Task inputs -

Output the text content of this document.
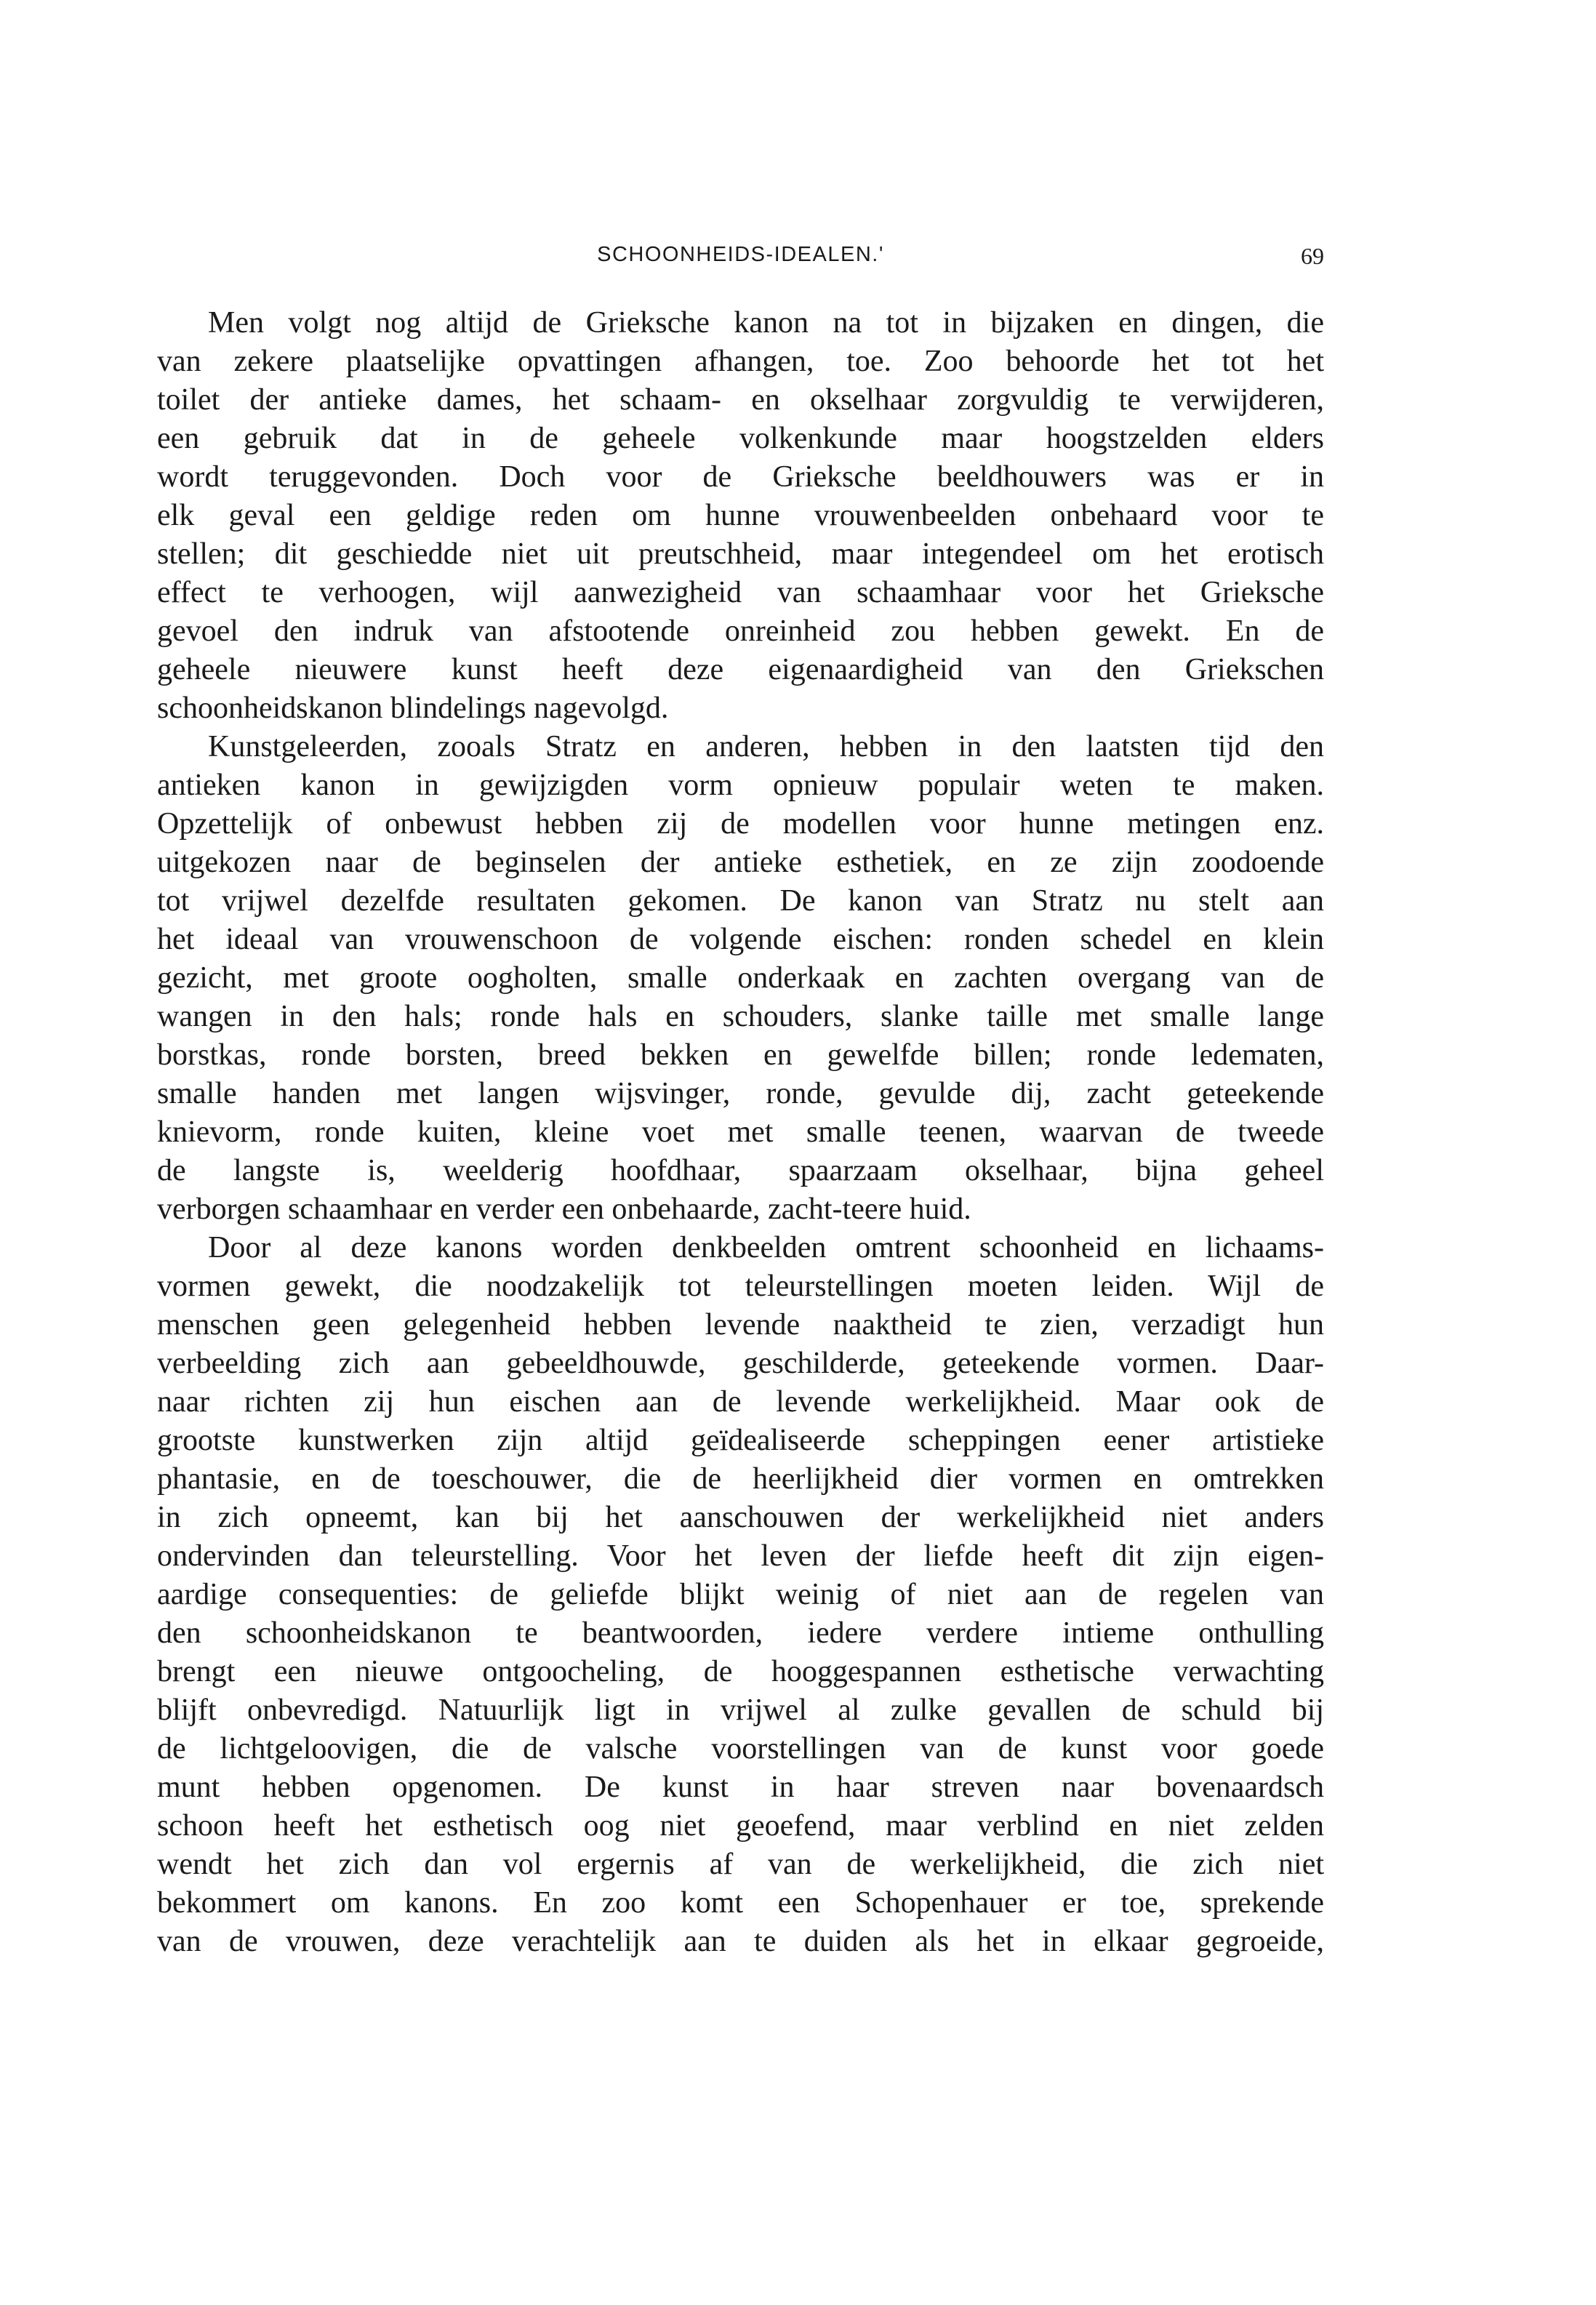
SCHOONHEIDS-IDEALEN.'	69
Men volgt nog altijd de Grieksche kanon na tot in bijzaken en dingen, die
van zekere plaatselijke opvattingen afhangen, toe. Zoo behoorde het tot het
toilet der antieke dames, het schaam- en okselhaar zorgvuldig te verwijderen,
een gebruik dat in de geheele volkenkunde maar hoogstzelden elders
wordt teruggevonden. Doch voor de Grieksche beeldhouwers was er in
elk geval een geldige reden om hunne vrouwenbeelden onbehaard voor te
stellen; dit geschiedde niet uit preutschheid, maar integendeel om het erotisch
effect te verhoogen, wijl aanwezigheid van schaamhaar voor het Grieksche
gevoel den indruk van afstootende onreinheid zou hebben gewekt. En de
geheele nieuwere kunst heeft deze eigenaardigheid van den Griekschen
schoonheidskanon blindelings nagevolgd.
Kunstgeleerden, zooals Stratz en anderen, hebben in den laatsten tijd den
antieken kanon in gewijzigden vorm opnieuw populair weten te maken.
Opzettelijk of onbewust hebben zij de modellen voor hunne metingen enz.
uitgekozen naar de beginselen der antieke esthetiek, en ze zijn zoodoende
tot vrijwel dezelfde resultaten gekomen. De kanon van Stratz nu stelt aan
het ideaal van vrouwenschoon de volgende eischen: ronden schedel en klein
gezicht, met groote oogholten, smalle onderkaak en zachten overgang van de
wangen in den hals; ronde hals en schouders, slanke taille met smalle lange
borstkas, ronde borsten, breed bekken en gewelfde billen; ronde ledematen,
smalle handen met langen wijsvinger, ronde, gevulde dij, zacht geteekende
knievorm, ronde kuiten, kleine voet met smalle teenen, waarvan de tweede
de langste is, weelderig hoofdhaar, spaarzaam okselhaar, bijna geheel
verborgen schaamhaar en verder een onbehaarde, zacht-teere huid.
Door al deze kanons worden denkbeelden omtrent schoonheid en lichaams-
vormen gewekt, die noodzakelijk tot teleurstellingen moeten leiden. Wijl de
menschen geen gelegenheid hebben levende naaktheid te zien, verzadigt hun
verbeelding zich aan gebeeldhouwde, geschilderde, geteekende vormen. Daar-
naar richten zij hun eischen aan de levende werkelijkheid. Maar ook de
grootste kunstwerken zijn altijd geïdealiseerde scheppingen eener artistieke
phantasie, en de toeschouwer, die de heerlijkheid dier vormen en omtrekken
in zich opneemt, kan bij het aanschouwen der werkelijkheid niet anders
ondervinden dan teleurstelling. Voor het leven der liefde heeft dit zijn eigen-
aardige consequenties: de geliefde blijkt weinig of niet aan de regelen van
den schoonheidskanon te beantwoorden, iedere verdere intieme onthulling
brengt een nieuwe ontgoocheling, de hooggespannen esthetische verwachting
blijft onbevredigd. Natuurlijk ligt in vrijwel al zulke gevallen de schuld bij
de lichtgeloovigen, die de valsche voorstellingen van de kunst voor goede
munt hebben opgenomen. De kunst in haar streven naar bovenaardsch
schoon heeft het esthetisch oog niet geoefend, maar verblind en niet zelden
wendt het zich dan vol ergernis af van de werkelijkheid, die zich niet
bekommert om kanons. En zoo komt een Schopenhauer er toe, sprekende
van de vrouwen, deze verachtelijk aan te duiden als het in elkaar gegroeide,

* * *

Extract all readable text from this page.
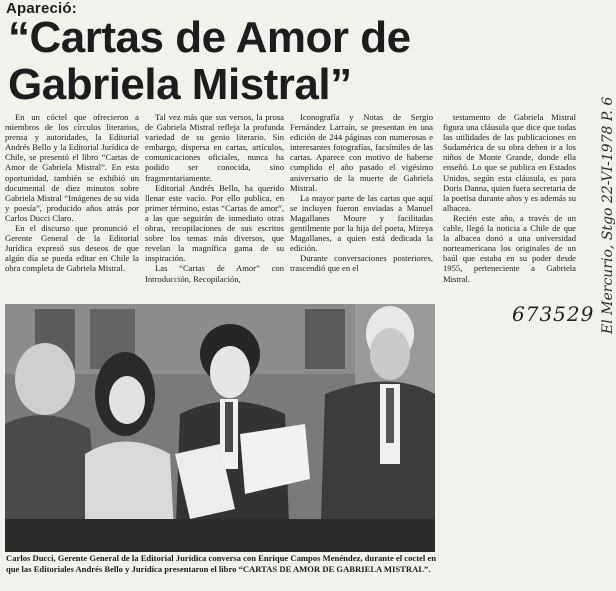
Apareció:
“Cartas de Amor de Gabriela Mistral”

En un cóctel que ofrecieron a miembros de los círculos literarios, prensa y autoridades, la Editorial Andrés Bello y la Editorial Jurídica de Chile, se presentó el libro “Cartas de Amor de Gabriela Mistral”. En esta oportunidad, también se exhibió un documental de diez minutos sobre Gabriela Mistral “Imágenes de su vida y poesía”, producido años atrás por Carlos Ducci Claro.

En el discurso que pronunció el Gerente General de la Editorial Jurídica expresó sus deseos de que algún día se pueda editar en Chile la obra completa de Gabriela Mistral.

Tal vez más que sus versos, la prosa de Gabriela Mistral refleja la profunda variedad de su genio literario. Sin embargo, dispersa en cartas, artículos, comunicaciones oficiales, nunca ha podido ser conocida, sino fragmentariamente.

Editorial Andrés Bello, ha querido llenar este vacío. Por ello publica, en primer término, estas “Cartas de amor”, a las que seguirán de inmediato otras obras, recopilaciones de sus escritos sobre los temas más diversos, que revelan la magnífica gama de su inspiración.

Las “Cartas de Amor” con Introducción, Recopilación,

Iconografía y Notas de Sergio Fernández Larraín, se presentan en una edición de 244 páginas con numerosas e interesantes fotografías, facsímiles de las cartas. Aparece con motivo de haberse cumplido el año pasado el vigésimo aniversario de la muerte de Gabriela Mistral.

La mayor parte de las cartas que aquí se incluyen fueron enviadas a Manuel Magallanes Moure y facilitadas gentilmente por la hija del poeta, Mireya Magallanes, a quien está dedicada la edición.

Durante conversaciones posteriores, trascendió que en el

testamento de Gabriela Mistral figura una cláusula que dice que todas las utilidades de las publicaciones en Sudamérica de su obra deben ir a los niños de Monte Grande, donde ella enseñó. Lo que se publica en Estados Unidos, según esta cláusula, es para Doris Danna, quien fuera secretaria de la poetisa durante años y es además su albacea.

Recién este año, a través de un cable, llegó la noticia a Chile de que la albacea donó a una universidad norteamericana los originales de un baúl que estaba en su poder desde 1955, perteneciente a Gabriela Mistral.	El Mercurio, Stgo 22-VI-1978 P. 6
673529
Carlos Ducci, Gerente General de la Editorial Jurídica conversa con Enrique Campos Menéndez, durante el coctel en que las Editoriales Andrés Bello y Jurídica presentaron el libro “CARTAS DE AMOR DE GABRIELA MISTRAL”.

==

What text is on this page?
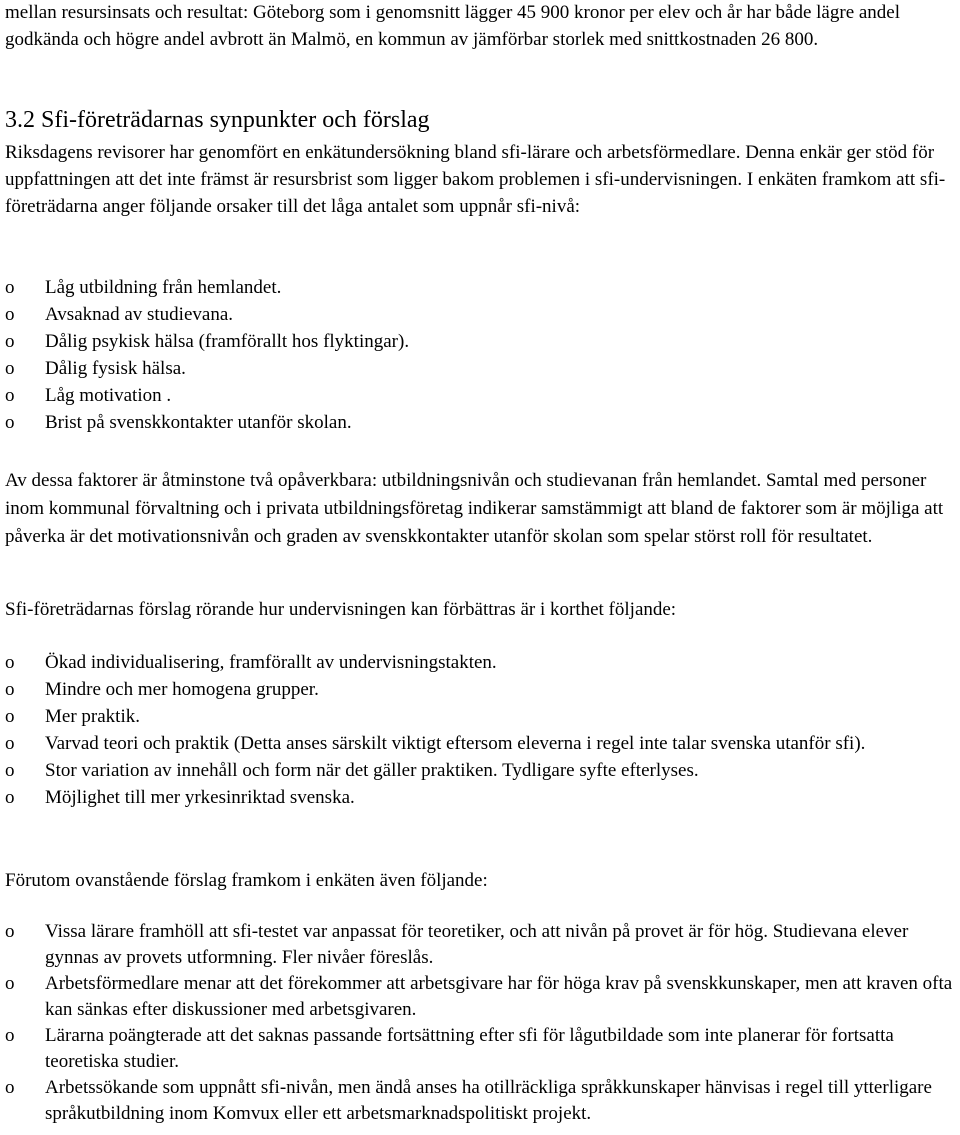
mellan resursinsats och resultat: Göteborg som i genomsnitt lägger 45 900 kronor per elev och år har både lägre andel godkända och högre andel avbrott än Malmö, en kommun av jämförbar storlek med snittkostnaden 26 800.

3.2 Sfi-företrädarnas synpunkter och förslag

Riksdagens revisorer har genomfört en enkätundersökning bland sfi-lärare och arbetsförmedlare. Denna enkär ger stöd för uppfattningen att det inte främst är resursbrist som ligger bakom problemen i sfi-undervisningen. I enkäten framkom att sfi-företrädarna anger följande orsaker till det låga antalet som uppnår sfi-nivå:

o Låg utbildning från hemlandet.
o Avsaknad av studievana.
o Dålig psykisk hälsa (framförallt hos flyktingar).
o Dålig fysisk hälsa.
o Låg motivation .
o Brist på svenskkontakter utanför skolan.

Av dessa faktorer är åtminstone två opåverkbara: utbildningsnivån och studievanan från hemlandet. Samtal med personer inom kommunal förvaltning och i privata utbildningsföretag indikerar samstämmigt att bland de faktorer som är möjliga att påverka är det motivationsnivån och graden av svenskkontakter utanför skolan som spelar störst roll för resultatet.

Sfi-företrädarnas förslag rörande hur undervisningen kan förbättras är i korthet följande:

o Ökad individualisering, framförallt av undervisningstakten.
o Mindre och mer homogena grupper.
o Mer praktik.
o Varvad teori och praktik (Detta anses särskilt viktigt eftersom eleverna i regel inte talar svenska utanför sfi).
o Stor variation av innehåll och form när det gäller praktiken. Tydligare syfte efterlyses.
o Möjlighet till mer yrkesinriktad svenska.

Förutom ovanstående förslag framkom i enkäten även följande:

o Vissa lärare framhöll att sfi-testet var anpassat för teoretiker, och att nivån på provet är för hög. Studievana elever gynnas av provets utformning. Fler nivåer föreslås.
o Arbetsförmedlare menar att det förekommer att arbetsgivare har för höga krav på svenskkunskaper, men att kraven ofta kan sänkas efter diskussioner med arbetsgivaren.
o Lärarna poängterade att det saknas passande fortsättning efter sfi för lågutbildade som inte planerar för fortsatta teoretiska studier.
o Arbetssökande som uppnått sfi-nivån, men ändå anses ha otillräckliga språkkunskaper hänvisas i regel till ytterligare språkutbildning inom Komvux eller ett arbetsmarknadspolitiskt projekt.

Directions for this task - Look through the entries above and count each line holding "Dålig"; report the count alone.

Result of this task - 2